▸ Your tasks:
- a) Write out the blog excerpt word for word, from "Friday, March 31, 2006" to "of ‘giving up control’.".
- b) Answer these questions about the blog excerpt:
(i) What sector were the dinner attendees who discussed fear of blogging from?
(ii) At midnight in which time zone does Woot! post a new item?
(iii) What does the Woot! FAQ say to do with an item that gives you buyer's remorse?
- c) Carry on the blog excerpt from its final sentence.

Friday, March 31, 2006
Blog blindfolds should have no place in business
Last night at a dinner for my day job as Head of Marketing for the UK’s largest search engine marketing company, some of the attendees (from the online dating sector) were discussing their companies’ fear surrounding blogging. They know they’ve got to get in on this somehow, but they’re not sure quite how, and they are very afraid of ‘giving up control’.
As I said last night, it is natural that these companies are afraid: By and large, they have little idea of what they are getting into. Plunging in without an understanding of this space is ill-advised at best. The good news is, if they do endeavour to gain that understanding, and figure out how to control what they can and let the rest bring them benefits, there is really nothing to be afraid of. I have yet to encounter a business that understood this space, moved into it, and lived to regret it.
In: Blogging • Marketing • Promotions • Search Engine Marketing • Personal •
Saturday, March 25, 2006
Woot? Woot! We say W00t!
A new entry in the category of online niche marketing--even, shall we say, novelty marketing--meet Woot!, which sells one cool electronic gadget a day, with a new item posting at midnight Central US time. If you don’t buy it by the following midnight, it’s gone for good. And if it sells out before the following midnight, you turn into a pumpkin.
What Woot! lacks in inventory it makes up for in personality, with Weird Al-style podcasts for each item and design contests--recently readers were invited to re-design the logo of a joystick manufacturer, the results being rather ribald--and shockingly professional. If you can inspire a customer to spend several hours in PhotoShop just to send you a visual pun based on your product, I’d say you’re having quite a conversation.
Woot! has also turned their lack of customer service into a selling point, by having a sense of humor and making you, the customer, feel like you’re too sophisticated and witty to need a bunch of hand-holding anyway. From the Woot! FAQ (where the short answer to almost every question is “No."):
Will I receive customer support like I’m used to?
No. Well, not really. If you buy something you don’t end up liking or you have what marketing people call “buyer’s remorse,” sell it on eBay. It’s likely you’ll make money doing this and save everyone a hassle. If the item doesn’t work, find out what you’re doing wrong. Yes, we know you think the item is bad, but it’s probably your fault....
The lesson here is that in an online marketplace, constraints and limitations may actually give you your differentiating edge, if you’re clever and brave enough to exploit them.

▸ Provided data:
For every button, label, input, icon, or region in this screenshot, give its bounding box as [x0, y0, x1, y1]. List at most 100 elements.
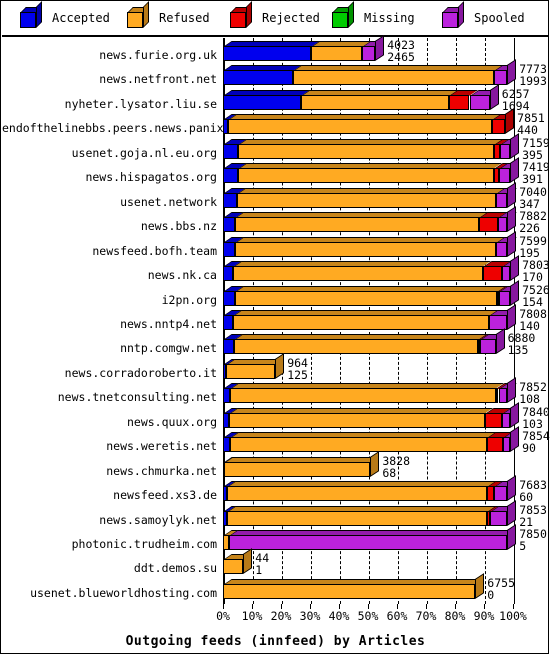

▸ Results in order:
- a)
Friday, March 31, 2006
Blog blindfolds should have no place in business
Last night at a dinner for my day job as Head of Marketing for the UK’s largest search engine marketing company, some of the attendees (from the online dating sector) were discussing their companies’ fear surrounding blogging. They know they’ve got to get in on this somehow, but they’re not sure quite how, and they are very afraid of ‘giving up control’.

- b)
(i) The online dating sector.
(ii) Central US time.
(iii) Sell it on eBay.

- c)
In: Marketing • Emergent Branding • Podcasting • Promotions • RSS Marketing •
Tuesday, March 21, 2006
BMW's Audio Books: Beyond Product Placement
I like to listen to moody, noirish mysery novels while driving around in the Southern California sunshine. It’s a sweet-and-sour thing. Never gets stale for me.
Which is why I was intrigued recently when I stumbled upon BMW Audio Books. The company has commissioned original fiction by some unexpected authors, and to judge by a first listen, they’ve done it right.
This weekend I downloaded and listened to James Flint’s Outer Limits-ish Master of the Storm this weekend while winding up the Pacific Coast Highway. The production was impeccable, far better quality than most of the books I’ve purchased on Audible.com, the story performed (rather than merely read) by Forbes Masson, a Shakespeare-trained Scotsman with an intoxicating, single-malt voice. Flint’s work has a distinctive style, and like the other authors BMW has engaged, he has enough edge-dwelling credibility that there’s precious little chance anyone will mistake him for a shill… even though the story does take place in a car--a BMW.
The presence of the car in the Storm has a nudge-nudge, wink-wink quality to it, and little to do with the story itself. But any expectation that the story would be advertorial in nature is quickly dispelled as the protagonist gets behind the wheel after one champagne too many and plows into an innocent bystander. Not a particularly safe plot point for a car company, but a turn that had the effect of instantly earning my trust and attention.
When you’re a successful luxury brand, your job is to keep your profile up and not lose your cool--all the while acting like you have nothing to prove to anyone.
That’s not an easy prescription to follow. Just ask Jaguar, which, under Ford, ran a series of banal suburbanite ads that left one wondering whether the product were a car or a washer-dryer set. Sales of the Tauruses--er, Jags--predictably suck.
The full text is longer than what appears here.